-- BEGIN --
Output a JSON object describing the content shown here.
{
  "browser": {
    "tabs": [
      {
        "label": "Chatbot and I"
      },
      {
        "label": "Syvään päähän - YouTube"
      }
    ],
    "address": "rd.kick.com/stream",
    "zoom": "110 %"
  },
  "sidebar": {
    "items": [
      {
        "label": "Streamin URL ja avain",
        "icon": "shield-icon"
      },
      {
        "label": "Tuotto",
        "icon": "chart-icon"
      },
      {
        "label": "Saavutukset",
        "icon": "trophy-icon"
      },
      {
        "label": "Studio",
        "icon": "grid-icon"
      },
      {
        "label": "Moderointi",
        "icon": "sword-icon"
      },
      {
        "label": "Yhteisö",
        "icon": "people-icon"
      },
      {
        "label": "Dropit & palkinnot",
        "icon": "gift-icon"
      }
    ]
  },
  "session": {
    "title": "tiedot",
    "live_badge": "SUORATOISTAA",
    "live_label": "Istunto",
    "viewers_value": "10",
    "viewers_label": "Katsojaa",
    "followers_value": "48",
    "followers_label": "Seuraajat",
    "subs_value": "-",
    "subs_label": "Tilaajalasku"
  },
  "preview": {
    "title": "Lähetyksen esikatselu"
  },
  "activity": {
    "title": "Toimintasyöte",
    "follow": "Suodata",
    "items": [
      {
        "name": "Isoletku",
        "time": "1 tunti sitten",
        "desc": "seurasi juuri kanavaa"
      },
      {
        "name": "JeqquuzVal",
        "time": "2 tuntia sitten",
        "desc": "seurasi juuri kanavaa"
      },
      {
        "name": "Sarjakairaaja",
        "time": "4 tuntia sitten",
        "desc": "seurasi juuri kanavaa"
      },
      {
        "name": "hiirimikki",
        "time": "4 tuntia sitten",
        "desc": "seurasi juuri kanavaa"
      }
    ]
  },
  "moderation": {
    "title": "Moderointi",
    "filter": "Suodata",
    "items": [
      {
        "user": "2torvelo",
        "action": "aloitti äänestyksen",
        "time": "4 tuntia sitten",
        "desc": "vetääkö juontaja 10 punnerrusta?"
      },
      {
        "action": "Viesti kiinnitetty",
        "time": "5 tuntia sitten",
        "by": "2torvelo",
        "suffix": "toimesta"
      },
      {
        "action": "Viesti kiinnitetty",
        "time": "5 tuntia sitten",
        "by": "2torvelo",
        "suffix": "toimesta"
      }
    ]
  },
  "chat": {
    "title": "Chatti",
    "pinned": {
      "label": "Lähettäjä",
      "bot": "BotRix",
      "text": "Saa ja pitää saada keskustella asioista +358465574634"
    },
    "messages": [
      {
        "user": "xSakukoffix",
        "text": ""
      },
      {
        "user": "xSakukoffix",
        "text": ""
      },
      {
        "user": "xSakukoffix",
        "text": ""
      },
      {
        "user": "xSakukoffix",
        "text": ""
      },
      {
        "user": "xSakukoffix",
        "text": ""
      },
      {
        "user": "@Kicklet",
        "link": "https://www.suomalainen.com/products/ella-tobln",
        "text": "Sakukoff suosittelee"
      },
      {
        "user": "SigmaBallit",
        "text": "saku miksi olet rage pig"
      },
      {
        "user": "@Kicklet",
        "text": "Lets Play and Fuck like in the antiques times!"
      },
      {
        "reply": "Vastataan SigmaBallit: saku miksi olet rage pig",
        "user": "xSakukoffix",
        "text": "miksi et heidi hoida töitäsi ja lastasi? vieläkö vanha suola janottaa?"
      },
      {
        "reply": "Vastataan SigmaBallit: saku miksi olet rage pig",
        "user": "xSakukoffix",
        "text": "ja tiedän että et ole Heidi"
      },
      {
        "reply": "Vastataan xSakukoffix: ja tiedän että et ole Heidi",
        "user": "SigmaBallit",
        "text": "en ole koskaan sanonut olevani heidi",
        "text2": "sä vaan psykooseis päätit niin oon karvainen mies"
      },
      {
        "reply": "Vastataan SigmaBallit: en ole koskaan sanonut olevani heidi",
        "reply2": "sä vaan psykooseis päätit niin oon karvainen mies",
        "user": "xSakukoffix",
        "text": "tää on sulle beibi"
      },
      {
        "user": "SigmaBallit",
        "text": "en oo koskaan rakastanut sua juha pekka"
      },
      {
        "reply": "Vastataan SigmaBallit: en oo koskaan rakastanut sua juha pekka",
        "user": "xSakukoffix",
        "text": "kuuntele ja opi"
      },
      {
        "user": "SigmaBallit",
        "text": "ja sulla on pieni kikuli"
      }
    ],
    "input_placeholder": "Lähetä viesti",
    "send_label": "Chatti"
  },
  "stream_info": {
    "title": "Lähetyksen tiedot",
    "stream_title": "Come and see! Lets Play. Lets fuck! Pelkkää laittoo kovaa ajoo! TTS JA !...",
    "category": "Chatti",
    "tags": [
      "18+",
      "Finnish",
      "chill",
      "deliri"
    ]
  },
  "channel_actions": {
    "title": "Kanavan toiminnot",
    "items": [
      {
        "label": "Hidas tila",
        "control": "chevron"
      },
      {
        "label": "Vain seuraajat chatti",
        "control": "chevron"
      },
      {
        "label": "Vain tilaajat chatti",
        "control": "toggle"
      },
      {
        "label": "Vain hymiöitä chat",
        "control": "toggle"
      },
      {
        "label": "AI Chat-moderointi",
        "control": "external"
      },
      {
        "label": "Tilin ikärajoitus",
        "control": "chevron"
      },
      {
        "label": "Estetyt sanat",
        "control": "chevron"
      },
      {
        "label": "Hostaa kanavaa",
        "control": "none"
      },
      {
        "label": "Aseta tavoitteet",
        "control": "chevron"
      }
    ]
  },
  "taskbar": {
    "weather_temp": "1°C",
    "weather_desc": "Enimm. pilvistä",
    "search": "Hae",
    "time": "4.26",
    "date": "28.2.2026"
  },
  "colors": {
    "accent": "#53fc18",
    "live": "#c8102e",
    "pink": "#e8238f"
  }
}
-- END --
Required work: Go through the entries and repeat each one exactly.

Written answer:
Output a JSON object describing the content shown here.
{
  "browser": {
    "tabs": [
      {
        "label": "Chatbot and I"
      },
      {
        "label": "Syvään päähän - YouTube"
      }
    ],
    "address": "rd.kick.com/stream",
    "zoom": "110 %"
  },
  "sidebar": {
    "items": [
      {
        "label": "Streamin URL ja avain",
        "icon": "shield-icon"
      },
      {
        "label": "Tuotto",
        "icon": "chart-icon"
      },
      {
        "label": "Saavutukset",
        "icon": "trophy-icon"
      },
      {
        "label": "Studio",
        "icon": "grid-icon"
      },
      {
        "label": "Moderointi",
        "icon": "sword-icon"
      },
      {
        "label": "Yhteisö",
        "icon": "people-icon"
      },
      {
        "label": "Dropit & palkinnot",
        "icon": "gift-icon"
      }
    ]
  },
  "session": {
    "title": "tiedot",
    "live_badge": "SUORATOISTAA",
    "live_label": "Istunto",
    "viewers_value": "10",
    "viewers_label": "Katsojaa",
    "followers_value": "48",
    "followers_label": "Seuraajat",
    "subs_value": "-",
    "subs_label": "Tilaajalasku"
  },
  "preview": {
    "title": "Lähetyksen esikatselu"
  },
  "activity": {
    "title": "Toimintasyöte",
    "follow": "Suodata",
    "items": [
      {
        "name": "Isoletku",
        "time": "1 tunti sitten",
        "desc": "seurasi juuri kanavaa"
      },
      {
        "name": "JeqquuzVal",
        "time": "2 tuntia sitten",
        "desc": "seurasi juuri kanavaa"
      },
      {
        "name": "Sarjakairaaja",
        "time": "4 tuntia sitten",
        "desc": "seurasi juuri kanavaa"
      },
      {
        "name": "hiirimikki",
        "time": "4 tuntia sitten",
        "desc": "seurasi juuri kanavaa"
      }
    ]
  },
  "moderation": {
    "title": "Moderointi",
    "filter": "Suodata",
    "items": [
      {
        "user": "2torvelo",
        "action": "aloitti äänestyksen",
        "time": "4 tuntia sitten",
        "desc": "vetääkö juontaja 10 punnerrusta?"
      },
      {
        "action": "Viesti kiinnitetty",
        "time": "5 tuntia sitten",
        "by": "2torvelo",
        "suffix": "toimesta"
      },
      {
        "action": "Viesti kiinnitetty",
        "time": "5 tuntia sitten",
        "by": "2torvelo",
        "suffix": "toimesta"
      }
    ]
  },
  "chat": {
    "title": "Chatti",
    "pinned": {
      "label": "Lähettäjä",
      "bot": "BotRix",
      "text": "Saa ja pitää saada keskustella asioista +358465574634"
    },
    "messages": [
      {
        "user": "xSakukoffix",
        "text": ""
      },
      {
        "user": "xSakukoffix",
        "text": ""
      },
      {
        "user": "xSakukoffix",
        "text": ""
      },
      {
        "user": "xSakukoffix",
        "text": ""
      },
      {
        "user": "xSakukoffix",
        "text": ""
      },
      {
        "user": "@Kicklet",
        "link": "https://www.suomalainen.com/products/ella-tobln",
        "text": "Sakukoff suosittelee"
      },
      {
        "user": "SigmaBallit",
        "text": "saku miksi olet rage pig"
      },
      {
        "user": "@Kicklet",
        "text": "Lets Play and Fuck like in the antiques times!"
      },
      {
        "reply": "Vastataan SigmaBallit: saku miksi olet rage pig",
        "user": "xSakukoffix",
        "text": "miksi et heidi hoida töitäsi ja lastasi? vieläkö vanha suola janottaa?"
      },
      {
        "reply": "Vastataan SigmaBallit: saku miksi olet rage pig",
        "user": "xSakukoffix",
        "text": "ja tiedän että et ole Heidi"
      },
      {
        "reply": "Vastataan xSakukoffix: ja tiedän että et ole Heidi",
        "user": "SigmaBallit",
        "text": "en ole koskaan sanonut olevani heidi",
        "text2": "sä vaan psykooseis päätit niin oon karvainen mies"
      },
      {
        "reply": "Vastataan SigmaBallit: en ole koskaan sanonut olevani heidi",
        "reply2": "sä vaan psykooseis päätit niin oon karvainen mies",
        "user": "xSakukoffix",
        "text": "tää on sulle beibi"
      },
      {
        "user": "SigmaBallit",
        "text": "en oo koskaan rakastanut sua juha pekka"
      },
      {
        "reply": "Vastataan SigmaBallit: en oo koskaan rakastanut sua juha pekka",
        "user": "xSakukoffix",
        "text": "kuuntele ja opi"
      },
      {
        "user": "SigmaBallit",
        "text": "ja sulla on pieni kikuli"
      }
    ],
    "input_placeholder": "Lähetä viesti",
    "send_label": "Chatti"
  },
  "stream_info": {
    "title": "Lähetyksen tiedot",
    "stream_title": "Come and see! Lets Play. Lets fuck! Pelkkää laittoo kovaa ajoo! TTS JA !...",
    "category": "Chatti",
    "tags": [
      "18+",
      "Finnish",
      "chill",
      "deliri"
    ]
  },
  "channel_actions": {
    "title": "Kanavan toiminnot",
    "items": [
      {
        "label": "Hidas tila",
        "control": "chevron"
      },
      {
        "label": "Vain seuraajat chatti",
        "control": "chevron"
      },
      {
        "label": "Vain tilaajat chatti",
        "control": "toggle"
      },
      {
        "label": "Vain hymiöitä chat",
        "control": "toggle"
      },
      {
        "label": "AI Chat-moderointi",
        "control": "external"
      },
      {
        "label": "Tilin ikärajoitus",
        "control": "chevron"
      },
      {
        "label": "Estetyt sanat",
        "control": "chevron"
      },
      {
        "label": "Hostaa kanavaa",
        "control": "none"
      },
      {
        "label": "Aseta tavoitteet",
        "control": "chevron"
      }
    ]
  },
  "taskbar": {
    "weather_temp": "1°C",
    "weather_desc": "Enimm. pilvistä",
    "search": "Hae",
    "time": "4.26",
    "date": "28.2.2026"
  },
  "colors": {
    "accent": "#53fc18",
    "live": "#c8102e",
    "pink": "#e8238f"
  }
}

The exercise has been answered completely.